* Direction: Restate the full set of records exactly, word for word.

>> Start Records to use

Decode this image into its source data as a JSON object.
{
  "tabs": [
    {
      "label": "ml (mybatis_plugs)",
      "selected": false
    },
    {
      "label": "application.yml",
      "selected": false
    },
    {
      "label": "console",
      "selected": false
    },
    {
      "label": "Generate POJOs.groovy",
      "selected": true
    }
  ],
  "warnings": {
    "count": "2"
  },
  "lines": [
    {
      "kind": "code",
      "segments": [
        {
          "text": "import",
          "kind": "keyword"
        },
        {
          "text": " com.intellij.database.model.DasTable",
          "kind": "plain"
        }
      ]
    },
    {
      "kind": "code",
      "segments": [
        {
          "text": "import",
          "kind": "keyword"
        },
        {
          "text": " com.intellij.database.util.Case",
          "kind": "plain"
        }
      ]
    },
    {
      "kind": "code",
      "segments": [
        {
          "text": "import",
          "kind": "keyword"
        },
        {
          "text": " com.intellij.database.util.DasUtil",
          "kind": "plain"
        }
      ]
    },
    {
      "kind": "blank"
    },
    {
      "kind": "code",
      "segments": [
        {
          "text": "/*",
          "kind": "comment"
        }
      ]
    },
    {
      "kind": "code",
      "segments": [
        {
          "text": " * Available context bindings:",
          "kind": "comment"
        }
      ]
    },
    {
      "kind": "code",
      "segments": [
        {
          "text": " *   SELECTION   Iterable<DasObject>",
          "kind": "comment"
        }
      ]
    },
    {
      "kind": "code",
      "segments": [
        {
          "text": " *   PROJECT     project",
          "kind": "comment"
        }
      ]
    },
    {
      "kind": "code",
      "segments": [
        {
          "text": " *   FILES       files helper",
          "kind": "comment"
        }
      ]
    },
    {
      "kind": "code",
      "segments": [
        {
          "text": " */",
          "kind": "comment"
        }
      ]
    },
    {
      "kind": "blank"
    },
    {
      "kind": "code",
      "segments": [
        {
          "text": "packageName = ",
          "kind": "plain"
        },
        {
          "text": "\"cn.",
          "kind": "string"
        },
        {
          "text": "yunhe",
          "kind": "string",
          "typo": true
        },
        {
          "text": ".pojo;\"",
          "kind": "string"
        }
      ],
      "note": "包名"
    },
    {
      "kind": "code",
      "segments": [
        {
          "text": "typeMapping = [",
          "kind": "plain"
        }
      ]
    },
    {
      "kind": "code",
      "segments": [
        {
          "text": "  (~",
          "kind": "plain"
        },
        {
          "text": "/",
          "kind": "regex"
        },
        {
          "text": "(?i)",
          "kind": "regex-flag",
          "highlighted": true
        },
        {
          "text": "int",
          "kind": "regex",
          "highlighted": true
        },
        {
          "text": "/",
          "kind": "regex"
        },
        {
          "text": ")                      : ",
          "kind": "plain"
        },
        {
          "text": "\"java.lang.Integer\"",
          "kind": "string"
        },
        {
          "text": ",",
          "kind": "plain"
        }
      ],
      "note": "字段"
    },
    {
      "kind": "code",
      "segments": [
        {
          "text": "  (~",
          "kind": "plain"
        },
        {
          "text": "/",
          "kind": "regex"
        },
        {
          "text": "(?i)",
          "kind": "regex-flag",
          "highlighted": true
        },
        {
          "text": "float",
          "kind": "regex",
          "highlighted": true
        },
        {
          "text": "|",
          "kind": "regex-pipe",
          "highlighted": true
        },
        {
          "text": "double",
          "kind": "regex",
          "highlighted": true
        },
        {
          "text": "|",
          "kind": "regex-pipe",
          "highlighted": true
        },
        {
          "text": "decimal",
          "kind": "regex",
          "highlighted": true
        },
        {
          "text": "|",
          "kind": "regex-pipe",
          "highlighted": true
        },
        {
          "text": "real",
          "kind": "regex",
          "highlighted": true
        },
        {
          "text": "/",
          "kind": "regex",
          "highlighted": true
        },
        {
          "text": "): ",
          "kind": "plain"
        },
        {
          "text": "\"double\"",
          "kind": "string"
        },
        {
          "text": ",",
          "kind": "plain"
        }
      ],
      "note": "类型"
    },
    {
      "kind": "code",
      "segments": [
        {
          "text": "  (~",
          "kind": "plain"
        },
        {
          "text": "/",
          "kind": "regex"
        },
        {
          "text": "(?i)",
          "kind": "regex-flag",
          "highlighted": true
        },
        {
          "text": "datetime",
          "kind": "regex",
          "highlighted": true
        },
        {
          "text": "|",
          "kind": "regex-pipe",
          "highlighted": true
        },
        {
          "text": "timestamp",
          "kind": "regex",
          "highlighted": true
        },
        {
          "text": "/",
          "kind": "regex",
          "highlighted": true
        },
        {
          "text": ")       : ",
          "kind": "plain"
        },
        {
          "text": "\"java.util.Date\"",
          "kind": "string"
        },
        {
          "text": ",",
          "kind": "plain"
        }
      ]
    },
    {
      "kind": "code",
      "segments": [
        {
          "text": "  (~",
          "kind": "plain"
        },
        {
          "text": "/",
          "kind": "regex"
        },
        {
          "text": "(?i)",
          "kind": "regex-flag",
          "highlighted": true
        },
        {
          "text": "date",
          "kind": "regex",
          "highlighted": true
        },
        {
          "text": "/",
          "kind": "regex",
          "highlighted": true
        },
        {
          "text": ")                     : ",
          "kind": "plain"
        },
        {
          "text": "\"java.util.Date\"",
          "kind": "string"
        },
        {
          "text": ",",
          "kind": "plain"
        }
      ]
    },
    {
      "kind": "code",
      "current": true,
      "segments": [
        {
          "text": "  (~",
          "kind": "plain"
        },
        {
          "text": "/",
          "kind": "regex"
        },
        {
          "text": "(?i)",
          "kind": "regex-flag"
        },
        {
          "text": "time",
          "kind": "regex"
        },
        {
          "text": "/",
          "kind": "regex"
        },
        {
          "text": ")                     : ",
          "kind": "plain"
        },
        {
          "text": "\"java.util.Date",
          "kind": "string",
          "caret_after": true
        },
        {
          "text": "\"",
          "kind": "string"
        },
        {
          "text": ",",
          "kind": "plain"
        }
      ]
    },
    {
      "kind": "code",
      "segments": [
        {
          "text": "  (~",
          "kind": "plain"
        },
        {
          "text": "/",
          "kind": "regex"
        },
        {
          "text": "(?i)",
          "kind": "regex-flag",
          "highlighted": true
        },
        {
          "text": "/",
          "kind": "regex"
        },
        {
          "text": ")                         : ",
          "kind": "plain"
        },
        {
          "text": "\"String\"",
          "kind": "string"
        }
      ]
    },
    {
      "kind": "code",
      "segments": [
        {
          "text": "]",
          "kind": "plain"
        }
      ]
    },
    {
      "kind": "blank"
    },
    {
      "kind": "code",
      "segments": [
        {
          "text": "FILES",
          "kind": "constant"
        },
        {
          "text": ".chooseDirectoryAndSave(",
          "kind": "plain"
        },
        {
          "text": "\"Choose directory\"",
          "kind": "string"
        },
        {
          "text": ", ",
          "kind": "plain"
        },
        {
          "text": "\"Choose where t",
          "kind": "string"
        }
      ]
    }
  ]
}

>> End Records to use

* Exercise output:
Decode this image into its source data as a JSON object.
{
  "tabs": [
    {
      "label": "ml (mybatis_plugs)",
      "selected": false
    },
    {
      "label": "application.yml",
      "selected": false
    },
    {
      "label": "console",
      "selected": false
    },
    {
      "label": "Generate POJOs.groovy",
      "selected": true
    }
  ],
  "warnings": {
    "count": "2"
  },
  "lines": [
    {
      "kind": "code",
      "segments": [
        {
          "text": "import",
          "kind": "keyword"
        },
        {
          "text": " com.intellij.database.model.DasTable",
          "kind": "plain"
        }
      ]
    },
    {
      "kind": "code",
      "segments": [
        {
          "text": "import",
          "kind": "keyword"
        },
        {
          "text": " com.intellij.database.util.Case",
          "kind": "plain"
        }
      ]
    },
    {
      "kind": "code",
      "segments": [
        {
          "text": "import",
          "kind": "keyword"
        },
        {
          "text": " com.intellij.database.util.DasUtil",
          "kind": "plain"
        }
      ]
    },
    {
      "kind": "blank"
    },
    {
      "kind": "code",
      "segments": [
        {
          "text": "/*",
          "kind": "comment"
        }
      ]
    },
    {
      "kind": "code",
      "segments": [
        {
          "text": " * Available context bindings:",
          "kind": "comment"
        }
      ]
    },
    {
      "kind": "code",
      "segments": [
        {
          "text": " *   SELECTION   Iterable<DasObject>",
          "kind": "comment"
        }
      ]
    },
    {
      "kind": "code",
      "segments": [
        {
          "text": " *   PROJECT     project",
          "kind": "comment"
        }
      ]
    },
    {
      "kind": "code",
      "segments": [
        {
          "text": " *   FILES       files helper",
          "kind": "comment"
        }
      ]
    },
    {
      "kind": "code",
      "segments": [
        {
          "text": " */",
          "kind": "comment"
        }
      ]
    },
    {
      "kind": "blank"
    },
    {
      "kind": "code",
      "segments": [
        {
          "text": "packageName = ",
          "kind": "plain"
        },
        {
          "text": "\"cn.",
          "kind": "string"
        },
        {
          "text": "yunhe",
          "kind": "string",
          "typo": true
        },
        {
          "text": ".pojo;\"",
          "kind": "string"
        }
      ],
      "note": "包名"
    },
    {
      "kind": "code",
      "segments": [
        {
          "text": "typeMapping = [",
          "kind": "plain"
        }
      ]
    },
    {
      "kind": "code",
      "segments": [
        {
          "text": "  (~",
          "kind": "plain"
        },
        {
          "text": "/",
          "kind": "regex"
        },
        {
          "text": "(?i)",
          "kind": "regex-flag",
          "highlighted": true
        },
        {
          "text": "int",
          "kind": "regex",
          "highlighted": true
        },
        {
          "text": "/",
          "kind": "regex"
        },
        {
          "text": ")                      : ",
          "kind": "plain"
        },
        {
          "text": "\"java.lang.Integer\"",
          "kind": "string"
        },
        {
          "text": ",",
          "kind": "plain"
        }
      ],
      "note": "字段"
    },
    {
      "kind": "code",
      "segments": [
        {
          "text": "  (~",
          "kind": "plain"
        },
        {
          "text": "/",
          "kind": "regex"
        },
        {
          "text": "(?i)",
          "kind": "regex-flag",
          "highlighted": true
        },
        {
          "text": "float",
          "kind": "regex",
          "highlighted": true
        },
        {
          "text": "|",
          "kind": "regex-pipe",
          "highlighted": true
        },
        {
          "text": "double",
          "kind": "regex",
          "highlighted": true
        },
        {
          "text": "|",
          "kind": "regex-pipe",
          "highlighted": true
        },
        {
          "text": "decimal",
          "kind": "regex",
          "highlighted": true
        },
        {
          "text": "|",
          "kind": "regex-pipe",
          "highlighted": true
        },
        {
          "text": "real",
          "kind": "regex",
          "highlighted": true
        },
        {
          "text": "/",
          "kind": "regex",
          "highlighted": true
        },
        {
          "text": "): ",
          "kind": "plain"
        },
        {
          "text": "\"double\"",
          "kind": "string"
        },
        {
          "text": ",",
          "kind": "plain"
        }
      ],
      "note": "类型"
    },
    {
      "kind": "code",
      "segments": [
        {
          "text": "  (~",
          "kind": "plain"
        },
        {
          "text": "/",
          "kind": "regex"
        },
        {
          "text": "(?i)",
          "kind": "regex-flag",
          "highlighted": true
        },
        {
          "text": "datetime",
          "kind": "regex",
          "highlighted": true
        },
        {
          "text": "|",
          "kind": "regex-pipe",
          "highlighted": true
        },
        {
          "text": "timestamp",
          "kind": "regex",
          "highlighted": true
        },
        {
          "text": "/",
          "kind": "regex",
          "highlighted": true
        },
        {
          "text": ")       : ",
          "kind": "plain"
        },
        {
          "text": "\"java.util.Date\"",
          "kind": "string"
        },
        {
          "text": ",",
          "kind": "plain"
        }
      ]
    },
    {
      "kind": "code",
      "segments": [
        {
          "text": "  (~",
          "kind": "plain"
        },
        {
          "text": "/",
          "kind": "regex"
        },
        {
          "text": "(?i)",
          "kind": "regex-flag",
          "highlighted": true
        },
        {
          "text": "date",
          "kind": "regex",
          "highlighted": true
        },
        {
          "text": "/",
          "kind": "regex",
          "highlighted": true
        },
        {
          "text": ")                     : ",
          "kind": "plain"
        },
        {
          "text": "\"java.util.Date\"",
          "kind": "string"
        },
        {
          "text": ",",
          "kind": "plain"
        }
      ]
    },
    {
      "kind": "code",
      "current": true,
      "segments": [
        {
          "text": "  (~",
          "kind": "plain"
        },
        {
          "text": "/",
          "kind": "regex"
        },
        {
          "text": "(?i)",
          "kind": "regex-flag"
        },
        {
          "text": "time",
          "kind": "regex"
        },
        {
          "text": "/",
          "kind": "regex"
        },
        {
          "text": ")                     : ",
          "kind": "plain"
        },
        {
          "text": "\"java.util.Date",
          "kind": "string",
          "caret_after": true
        },
        {
          "text": "\"",
          "kind": "string"
        },
        {
          "text": ",",
          "kind": "plain"
        }
      ]
    },
    {
      "kind": "code",
      "segments": [
        {
          "text": "  (~",
          "kind": "plain"
        },
        {
          "text": "/",
          "kind": "regex"
        },
        {
          "text": "(?i)",
          "kind": "regex-flag",
          "highlighted": true
        },
        {
          "text": "/",
          "kind": "regex"
        },
        {
          "text": ")                         : ",
          "kind": "plain"
        },
        {
          "text": "\"String\"",
          "kind": "string"
        }
      ]
    },
    {
      "kind": "code",
      "segments": [
        {
          "text": "]",
          "kind": "plain"
        }
      ]
    },
    {
      "kind": "blank"
    },
    {
      "kind": "code",
      "segments": [
        {
          "text": "FILES",
          "kind": "constant"
        },
        {
          "text": ".chooseDirectoryAndSave(",
          "kind": "plain"
        },
        {
          "text": "\"Choose directory\"",
          "kind": "string"
        },
        {
          "text": ", ",
          "kind": "plain"
        },
        {
          "text": "\"Choose where t",
          "kind": "string"
        }
      ]
    }
  ]
}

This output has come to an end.